**EXERCISE**
Make a tally of the lines in the records that include the string "tasks", and give only that number.

**INPUT**
────
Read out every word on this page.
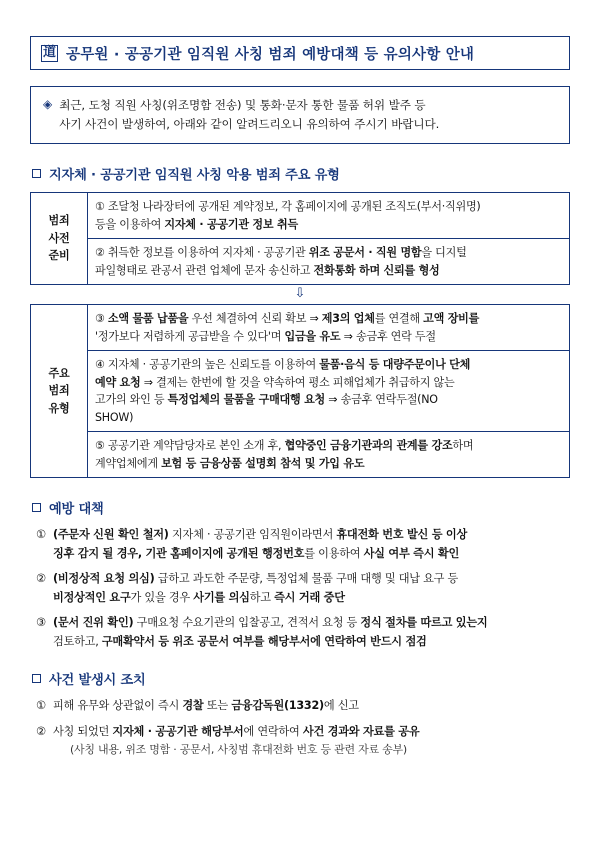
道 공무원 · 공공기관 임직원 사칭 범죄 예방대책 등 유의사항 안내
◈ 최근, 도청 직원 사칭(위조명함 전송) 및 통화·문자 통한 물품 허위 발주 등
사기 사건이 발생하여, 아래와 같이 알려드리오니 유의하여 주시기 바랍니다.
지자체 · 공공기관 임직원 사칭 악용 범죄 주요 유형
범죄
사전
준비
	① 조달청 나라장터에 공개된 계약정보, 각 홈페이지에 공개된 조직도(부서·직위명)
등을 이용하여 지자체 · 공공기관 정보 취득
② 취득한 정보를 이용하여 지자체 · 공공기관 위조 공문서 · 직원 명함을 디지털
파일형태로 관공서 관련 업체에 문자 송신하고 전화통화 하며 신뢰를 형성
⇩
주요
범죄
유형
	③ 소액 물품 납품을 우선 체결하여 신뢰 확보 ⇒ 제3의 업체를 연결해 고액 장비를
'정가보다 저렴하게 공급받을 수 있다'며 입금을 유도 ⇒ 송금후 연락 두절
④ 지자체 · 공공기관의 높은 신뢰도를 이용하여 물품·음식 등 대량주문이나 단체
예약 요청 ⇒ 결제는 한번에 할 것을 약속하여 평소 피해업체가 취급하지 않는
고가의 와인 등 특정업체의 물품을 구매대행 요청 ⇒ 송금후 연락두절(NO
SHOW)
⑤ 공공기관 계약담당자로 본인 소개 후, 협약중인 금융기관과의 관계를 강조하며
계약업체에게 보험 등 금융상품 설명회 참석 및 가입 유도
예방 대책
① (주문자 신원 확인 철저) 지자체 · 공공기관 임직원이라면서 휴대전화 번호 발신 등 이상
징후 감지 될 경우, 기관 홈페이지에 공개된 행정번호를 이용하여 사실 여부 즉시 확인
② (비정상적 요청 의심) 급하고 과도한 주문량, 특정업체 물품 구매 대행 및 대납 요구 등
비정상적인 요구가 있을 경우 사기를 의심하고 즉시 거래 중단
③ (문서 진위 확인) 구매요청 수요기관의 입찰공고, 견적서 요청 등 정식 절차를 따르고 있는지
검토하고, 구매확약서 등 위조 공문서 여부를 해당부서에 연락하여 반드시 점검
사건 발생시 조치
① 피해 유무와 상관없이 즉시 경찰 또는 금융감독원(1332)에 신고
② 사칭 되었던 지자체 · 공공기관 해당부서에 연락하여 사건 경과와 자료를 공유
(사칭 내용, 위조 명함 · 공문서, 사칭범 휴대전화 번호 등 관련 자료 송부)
────
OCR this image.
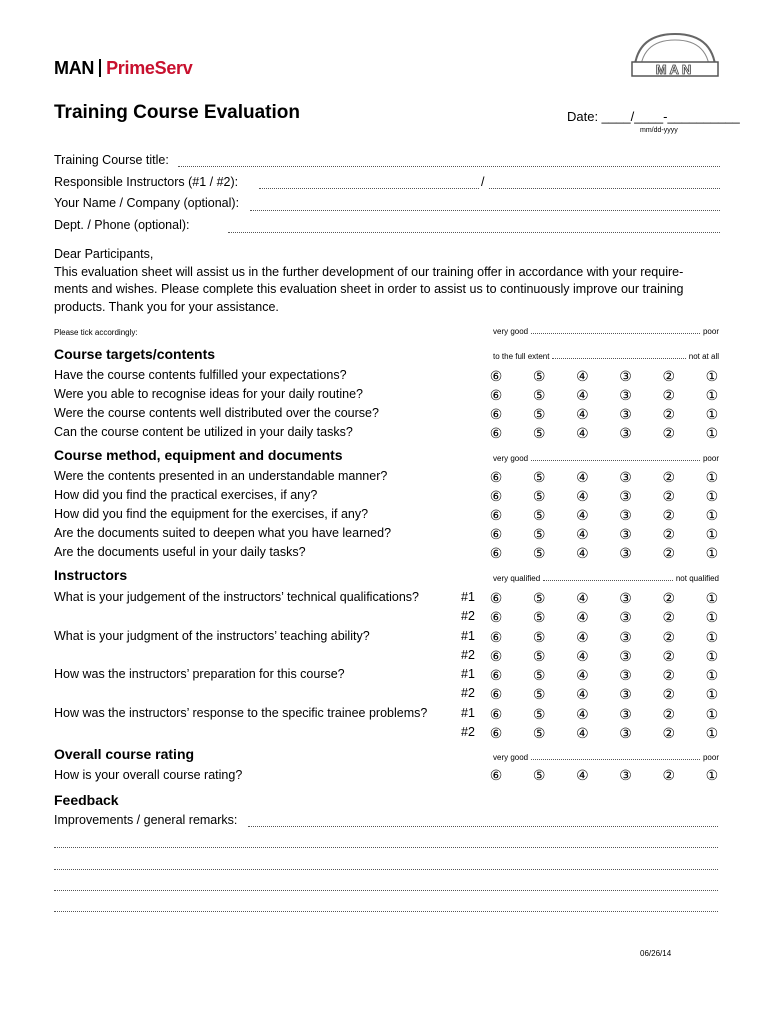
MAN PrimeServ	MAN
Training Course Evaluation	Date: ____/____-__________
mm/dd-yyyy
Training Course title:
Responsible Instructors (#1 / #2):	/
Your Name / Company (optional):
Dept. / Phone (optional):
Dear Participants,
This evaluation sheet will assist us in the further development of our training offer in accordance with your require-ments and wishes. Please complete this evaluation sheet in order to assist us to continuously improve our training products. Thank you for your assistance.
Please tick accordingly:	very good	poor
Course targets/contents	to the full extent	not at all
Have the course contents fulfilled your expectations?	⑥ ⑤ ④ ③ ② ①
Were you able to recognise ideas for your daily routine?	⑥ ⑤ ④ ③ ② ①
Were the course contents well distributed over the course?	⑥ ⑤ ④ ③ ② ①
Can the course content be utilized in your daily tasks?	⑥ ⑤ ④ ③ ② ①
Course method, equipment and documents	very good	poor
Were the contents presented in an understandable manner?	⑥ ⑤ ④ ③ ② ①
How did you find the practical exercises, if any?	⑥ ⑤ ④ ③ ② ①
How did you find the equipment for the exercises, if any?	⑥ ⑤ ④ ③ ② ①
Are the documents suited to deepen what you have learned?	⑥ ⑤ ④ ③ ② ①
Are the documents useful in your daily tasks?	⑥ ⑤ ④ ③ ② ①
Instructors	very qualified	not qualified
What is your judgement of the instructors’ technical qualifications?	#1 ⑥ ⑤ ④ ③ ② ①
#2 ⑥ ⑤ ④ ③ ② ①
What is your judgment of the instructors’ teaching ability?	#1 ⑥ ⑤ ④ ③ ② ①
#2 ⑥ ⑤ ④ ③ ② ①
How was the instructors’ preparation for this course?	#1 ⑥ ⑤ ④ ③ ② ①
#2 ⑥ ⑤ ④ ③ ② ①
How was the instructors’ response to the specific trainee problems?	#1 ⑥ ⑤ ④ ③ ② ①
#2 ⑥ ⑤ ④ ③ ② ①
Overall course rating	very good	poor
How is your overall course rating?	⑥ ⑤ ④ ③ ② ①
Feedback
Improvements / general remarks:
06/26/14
────
**TASK RESULT**
2